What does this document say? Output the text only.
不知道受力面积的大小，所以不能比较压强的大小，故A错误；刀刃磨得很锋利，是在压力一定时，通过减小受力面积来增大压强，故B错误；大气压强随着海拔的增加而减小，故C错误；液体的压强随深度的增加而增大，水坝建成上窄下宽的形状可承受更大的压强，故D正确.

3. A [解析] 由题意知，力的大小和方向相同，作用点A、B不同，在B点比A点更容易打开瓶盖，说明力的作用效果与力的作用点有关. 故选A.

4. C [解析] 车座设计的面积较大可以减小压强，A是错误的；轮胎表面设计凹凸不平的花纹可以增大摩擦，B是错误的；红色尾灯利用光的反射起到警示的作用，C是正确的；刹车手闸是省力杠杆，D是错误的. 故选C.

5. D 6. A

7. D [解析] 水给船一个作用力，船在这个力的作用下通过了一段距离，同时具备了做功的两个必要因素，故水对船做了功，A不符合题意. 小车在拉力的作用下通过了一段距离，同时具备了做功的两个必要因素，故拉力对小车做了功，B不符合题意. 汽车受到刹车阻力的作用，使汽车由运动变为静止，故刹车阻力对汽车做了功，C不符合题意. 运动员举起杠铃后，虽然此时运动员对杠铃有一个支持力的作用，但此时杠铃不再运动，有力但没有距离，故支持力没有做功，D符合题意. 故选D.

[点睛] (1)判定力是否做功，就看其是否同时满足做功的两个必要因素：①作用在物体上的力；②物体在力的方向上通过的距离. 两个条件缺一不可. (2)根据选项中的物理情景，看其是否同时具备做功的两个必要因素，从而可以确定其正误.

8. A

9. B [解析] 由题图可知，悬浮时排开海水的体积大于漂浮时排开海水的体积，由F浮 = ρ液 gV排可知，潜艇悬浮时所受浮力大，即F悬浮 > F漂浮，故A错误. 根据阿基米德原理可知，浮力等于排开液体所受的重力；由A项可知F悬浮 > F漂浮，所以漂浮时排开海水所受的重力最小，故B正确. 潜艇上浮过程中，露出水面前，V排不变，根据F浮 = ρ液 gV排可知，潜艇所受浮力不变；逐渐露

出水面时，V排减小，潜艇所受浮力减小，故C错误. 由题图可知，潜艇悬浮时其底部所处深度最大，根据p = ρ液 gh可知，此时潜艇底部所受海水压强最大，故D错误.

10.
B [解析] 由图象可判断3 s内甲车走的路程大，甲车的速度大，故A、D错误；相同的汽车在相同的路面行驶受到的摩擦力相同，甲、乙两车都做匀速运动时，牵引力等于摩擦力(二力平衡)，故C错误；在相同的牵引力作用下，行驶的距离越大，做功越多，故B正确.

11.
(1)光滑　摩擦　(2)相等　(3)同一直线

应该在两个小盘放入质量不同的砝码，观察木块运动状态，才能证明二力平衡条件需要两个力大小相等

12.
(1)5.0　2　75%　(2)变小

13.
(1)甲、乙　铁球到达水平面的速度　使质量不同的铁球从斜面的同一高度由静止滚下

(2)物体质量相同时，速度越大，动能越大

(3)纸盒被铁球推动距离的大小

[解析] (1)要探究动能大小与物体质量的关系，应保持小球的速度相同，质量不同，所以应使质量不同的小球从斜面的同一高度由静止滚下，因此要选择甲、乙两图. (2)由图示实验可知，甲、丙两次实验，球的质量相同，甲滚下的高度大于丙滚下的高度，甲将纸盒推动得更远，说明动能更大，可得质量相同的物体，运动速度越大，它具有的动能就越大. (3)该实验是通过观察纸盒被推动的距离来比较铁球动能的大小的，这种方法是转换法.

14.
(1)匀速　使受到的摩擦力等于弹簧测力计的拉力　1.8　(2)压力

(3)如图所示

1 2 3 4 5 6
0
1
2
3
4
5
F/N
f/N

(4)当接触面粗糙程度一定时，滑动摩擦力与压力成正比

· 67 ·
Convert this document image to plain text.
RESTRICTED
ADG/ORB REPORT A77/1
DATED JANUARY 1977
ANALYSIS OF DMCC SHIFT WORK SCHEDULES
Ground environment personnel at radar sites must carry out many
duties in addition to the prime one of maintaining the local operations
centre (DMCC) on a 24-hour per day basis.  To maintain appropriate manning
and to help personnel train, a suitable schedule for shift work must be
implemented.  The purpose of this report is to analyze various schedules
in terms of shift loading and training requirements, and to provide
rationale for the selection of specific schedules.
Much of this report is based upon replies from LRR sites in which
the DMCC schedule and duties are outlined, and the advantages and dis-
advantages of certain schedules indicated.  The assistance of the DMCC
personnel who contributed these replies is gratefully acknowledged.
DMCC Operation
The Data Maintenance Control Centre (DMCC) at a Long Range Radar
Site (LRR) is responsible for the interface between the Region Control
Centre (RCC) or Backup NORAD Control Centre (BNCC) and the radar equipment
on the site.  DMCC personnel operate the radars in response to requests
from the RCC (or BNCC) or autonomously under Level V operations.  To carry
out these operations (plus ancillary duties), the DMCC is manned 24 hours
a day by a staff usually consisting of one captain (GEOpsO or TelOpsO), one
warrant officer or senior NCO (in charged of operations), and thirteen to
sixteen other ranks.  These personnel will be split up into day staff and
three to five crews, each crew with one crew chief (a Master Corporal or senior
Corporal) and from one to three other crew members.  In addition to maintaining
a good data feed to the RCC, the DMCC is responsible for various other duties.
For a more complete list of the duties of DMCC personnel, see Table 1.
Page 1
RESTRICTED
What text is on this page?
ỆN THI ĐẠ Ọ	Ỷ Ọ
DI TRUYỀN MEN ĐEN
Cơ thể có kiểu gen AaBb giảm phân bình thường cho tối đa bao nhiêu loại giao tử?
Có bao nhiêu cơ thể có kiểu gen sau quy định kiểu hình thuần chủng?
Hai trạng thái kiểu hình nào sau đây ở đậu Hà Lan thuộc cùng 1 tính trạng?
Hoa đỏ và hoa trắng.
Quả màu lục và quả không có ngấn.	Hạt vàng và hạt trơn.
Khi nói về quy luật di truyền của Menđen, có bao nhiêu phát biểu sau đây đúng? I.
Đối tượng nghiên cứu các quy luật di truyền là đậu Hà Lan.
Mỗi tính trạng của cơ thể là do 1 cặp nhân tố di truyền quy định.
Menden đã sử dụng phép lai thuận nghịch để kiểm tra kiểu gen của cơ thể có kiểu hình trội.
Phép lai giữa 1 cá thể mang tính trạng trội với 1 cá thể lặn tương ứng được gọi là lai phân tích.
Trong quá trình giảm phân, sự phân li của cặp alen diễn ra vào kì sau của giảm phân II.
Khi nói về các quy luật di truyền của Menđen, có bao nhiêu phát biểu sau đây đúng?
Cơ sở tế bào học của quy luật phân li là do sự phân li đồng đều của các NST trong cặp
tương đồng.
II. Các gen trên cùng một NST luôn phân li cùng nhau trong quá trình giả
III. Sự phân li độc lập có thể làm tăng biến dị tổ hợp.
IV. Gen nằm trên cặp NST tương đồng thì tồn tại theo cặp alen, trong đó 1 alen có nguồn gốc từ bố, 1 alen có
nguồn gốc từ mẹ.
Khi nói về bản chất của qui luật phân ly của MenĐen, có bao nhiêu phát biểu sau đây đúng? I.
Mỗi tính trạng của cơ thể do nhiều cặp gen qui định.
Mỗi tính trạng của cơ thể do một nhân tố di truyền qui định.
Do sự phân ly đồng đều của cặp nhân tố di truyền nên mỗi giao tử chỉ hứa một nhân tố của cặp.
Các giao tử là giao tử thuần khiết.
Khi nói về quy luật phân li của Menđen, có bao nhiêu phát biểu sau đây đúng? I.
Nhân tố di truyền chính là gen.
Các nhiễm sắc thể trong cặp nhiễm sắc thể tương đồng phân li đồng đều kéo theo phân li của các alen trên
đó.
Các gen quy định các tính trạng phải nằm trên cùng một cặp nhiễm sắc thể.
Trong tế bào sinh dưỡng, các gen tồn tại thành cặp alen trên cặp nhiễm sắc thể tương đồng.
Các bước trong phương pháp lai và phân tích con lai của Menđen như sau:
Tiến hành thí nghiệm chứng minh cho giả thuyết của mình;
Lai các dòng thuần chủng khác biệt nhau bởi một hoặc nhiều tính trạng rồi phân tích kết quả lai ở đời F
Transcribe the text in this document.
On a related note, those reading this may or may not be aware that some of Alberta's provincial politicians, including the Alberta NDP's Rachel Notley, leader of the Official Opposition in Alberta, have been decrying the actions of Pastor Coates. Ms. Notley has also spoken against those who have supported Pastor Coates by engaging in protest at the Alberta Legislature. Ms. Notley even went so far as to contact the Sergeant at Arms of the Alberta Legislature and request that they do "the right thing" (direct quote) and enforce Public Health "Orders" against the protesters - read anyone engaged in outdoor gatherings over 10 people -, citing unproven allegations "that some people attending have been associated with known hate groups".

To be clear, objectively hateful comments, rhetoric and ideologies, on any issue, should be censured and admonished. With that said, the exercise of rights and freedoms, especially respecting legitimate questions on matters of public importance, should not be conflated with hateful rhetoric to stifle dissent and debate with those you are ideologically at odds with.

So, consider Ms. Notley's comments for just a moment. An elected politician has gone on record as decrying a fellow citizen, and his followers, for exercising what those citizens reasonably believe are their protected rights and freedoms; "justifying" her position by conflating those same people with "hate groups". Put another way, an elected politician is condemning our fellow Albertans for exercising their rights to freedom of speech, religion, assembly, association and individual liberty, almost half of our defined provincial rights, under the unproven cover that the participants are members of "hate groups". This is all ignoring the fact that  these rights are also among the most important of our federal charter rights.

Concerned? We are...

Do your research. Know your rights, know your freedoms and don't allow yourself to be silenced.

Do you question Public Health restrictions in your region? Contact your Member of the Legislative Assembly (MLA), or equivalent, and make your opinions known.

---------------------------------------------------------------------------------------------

= = = =

▶ **Your task**: Search the entries for the word "luật" and copy every line that has it.

▶ **Reply to the task**:
Khi nói về quy luật di truyền của Menđen, có bao nhiêu phát biểu sau đây đúng? I.
Đối tượng nghiên cứu các quy luật di truyền là đậu Hà Lan.
Khi nói về các quy luật di truyền của Menđen, có bao nhiêu phát biểu sau đây đúng?
Cơ sở tế bào học của quy luật phân li là do sự phân li đồng đều của các NST trong cặp
Khi nói về bản chất của qui luật phân ly của MenĐen, có bao nhiêu phát biểu sau đây đúng? I.
Khi nói về quy luật phân li của Menđen, có bao nhiêu phát biểu sau đây đúng? I.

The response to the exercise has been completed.